Problem requirements » Output the material word for word. Leave each picture out.

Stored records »
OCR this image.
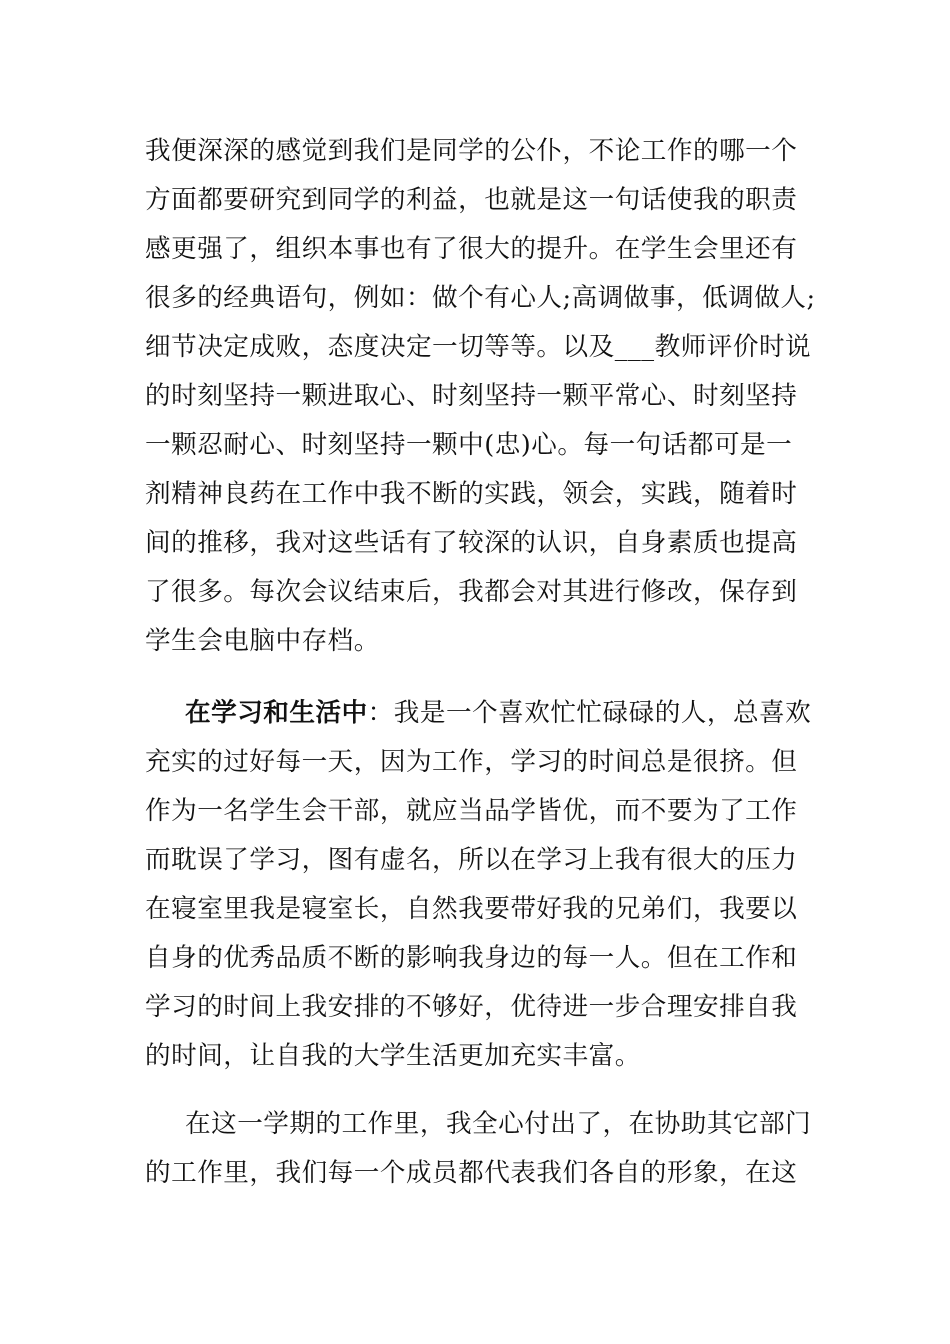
我便深深的感觉到我们是同学的公仆，不论工作的哪一个
方面都要研究到同学的利益，也就是这一句话使我的职责
感更强了，组织本事也有了很大的提升。在学生会里还有
很多的经典语句，例如：做个有心人;高调做事，低调做人;
细节决定成败，态度决定一切等等。以及___教师评价时说
的时刻坚持一颗进取心、时刻坚持一颗平常心、时刻坚持
一颗忍耐心、时刻坚持一颗中(忠)心。每一句话都可是一
剂精神良药在工作中我不断的实践，领会，实践，随着时
间的推移，我对这些话有了较深的认识，自身素质也提高
了很多。每次会议结束后，我都会对其进行修改，保存到
学生会电脑中存档。
在学习和生活中：我是一个喜欢忙忙碌碌的人，总喜欢
充实的过好每一天，因为工作，学习的时间总是很挤。但
作为一名学生会干部，就应当品学皆优，而不要为了工作
而耽误了学习，图有虚名，所以在学习上我有很大的压力
在寝室里我是寝室长，自然我要带好我的兄弟们，我要以
自身的优秀品质不断的影响我身边的每一人。但在工作和
学习的时间上我安排的不够好，优待进一步合理安排自我
的时间，让自我的大学生活更加充实丰富。
在这一学期的工作里，我全心付出了，在协助其它部门
的工作里，我们每一个成员都代表我们各自的形象，在这
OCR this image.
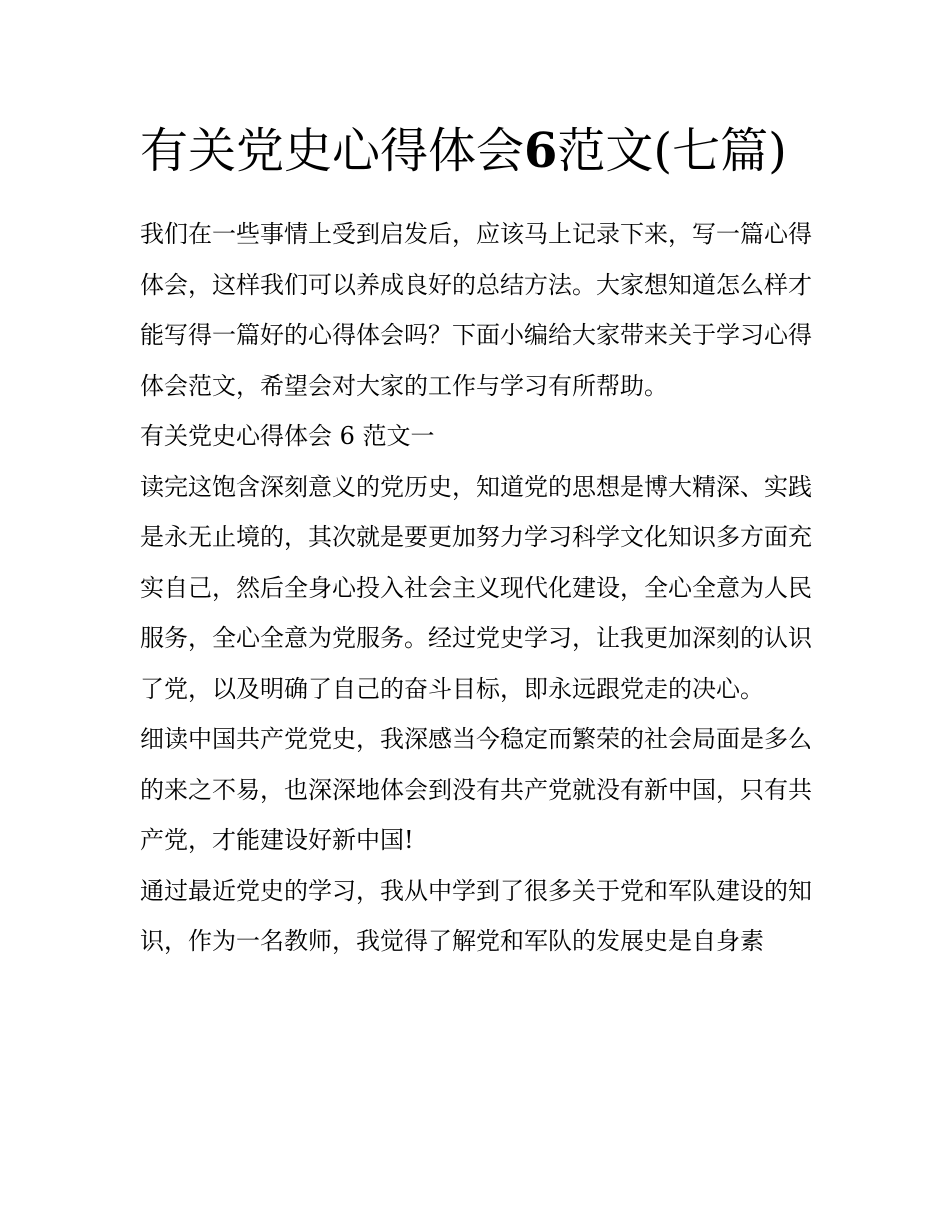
有关党史心得体会6范文(七篇)

我们在一些事情上受到启发后，应该马上记录下来，写一篇心得体会，这样我们可以养成良好的总结方法。大家想知道怎么样才能写得一篇好的心得体会吗？下面小编给大家带来关于学习心得体会范文，希望会对大家的工作与学习有所帮助。

有关党史心得体会 6 范文一

读完这饱含深刻意义的党历史，知道党的思想是博大精深、实践是永无止境的，其次就是要更加努力学习科学文化知识多方面充实自己，然后全身心投入社会主义现代化建设，全心全意为人民服务，全心全意为党服务。经过党史学习，让我更加深刻的认识了党，以及明确了自己的奋斗目标，即永远跟党走的决心。

细读中国共产党党史，我深感当今稳定而繁荣的社会局面是多么的来之不易，也深深地体会到没有共产党就没有新中国，只有共产党，才能建设好新中国!

通过最近党史的学习，我从中学到了很多关于党和军队建设的知识，作为一名教师，我觉得了解党和军队的发展史是自身素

Solved problem »
OCR this image.
我便深深的感觉到我们是同学的公仆，不论工作的哪一个
方面都要研究到同学的利益，也就是这一句话使我的职责
感更强了，组织本事也有了很大的提升。在学生会里还有
很多的经典语句，例如：做个有心人;高调做事，低调做人;
细节决定成败，态度决定一切等等。以及___教师评价时说
的时刻坚持一颗进取心、时刻坚持一颗平常心、时刻坚持
一颗忍耐心、时刻坚持一颗中(忠)心。每一句话都可是一
剂精神良药在工作中我不断的实践，领会，实践，随着时
间的推移，我对这些话有了较深的认识，自身素质也提高
了很多。每次会议结束后，我都会对其进行修改，保存到
学生会电脑中存档。
在学习和生活中：我是一个喜欢忙忙碌碌的人，总喜欢
充实的过好每一天，因为工作，学习的时间总是很挤。但
作为一名学生会干部，就应当品学皆优，而不要为了工作
而耽误了学习，图有虚名，所以在学习上我有很大的压力
在寝室里我是寝室长，自然我要带好我的兄弟们，我要以
自身的优秀品质不断的影响我身边的每一人。但在工作和
学习的时间上我安排的不够好，优待进一步合理安排自我
的时间，让自我的大学生活更加充实丰富。
在这一学期的工作里，我全心付出了，在协助其它部门
的工作里，我们每一个成员都代表我们各自的形象，在这
OCR this image.
有关党史心得体会6范文(七篇)

我们在一些事情上受到启发后，应该马上记录下来，写一篇心得体会，这样我们可以养成良好的总结方法。大家想知道怎么样才能写得一篇好的心得体会吗？下面小编给大家带来关于学习心得体会范文，希望会对大家的工作与学习有所帮助。

有关党史心得体会 6 范文一

读完这饱含深刻意义的党历史，知道党的思想是博大精深、实践是永无止境的，其次就是要更加努力学习科学文化知识多方面充实自己，然后全身心投入社会主义现代化建设，全心全意为人民服务，全心全意为党服务。经过党史学习，让我更加深刻的认识了党，以及明确了自己的奋斗目标，即永远跟党走的决心。

细读中国共产党党史，我深感当今稳定而繁荣的社会局面是多么的来之不易，也深深地体会到没有共产党就没有新中国，只有共产党，才能建设好新中国!

通过最近党史的学习，我从中学到了很多关于党和军队建设的知识，作为一名教师，我觉得了解党和军队的发展史是自身素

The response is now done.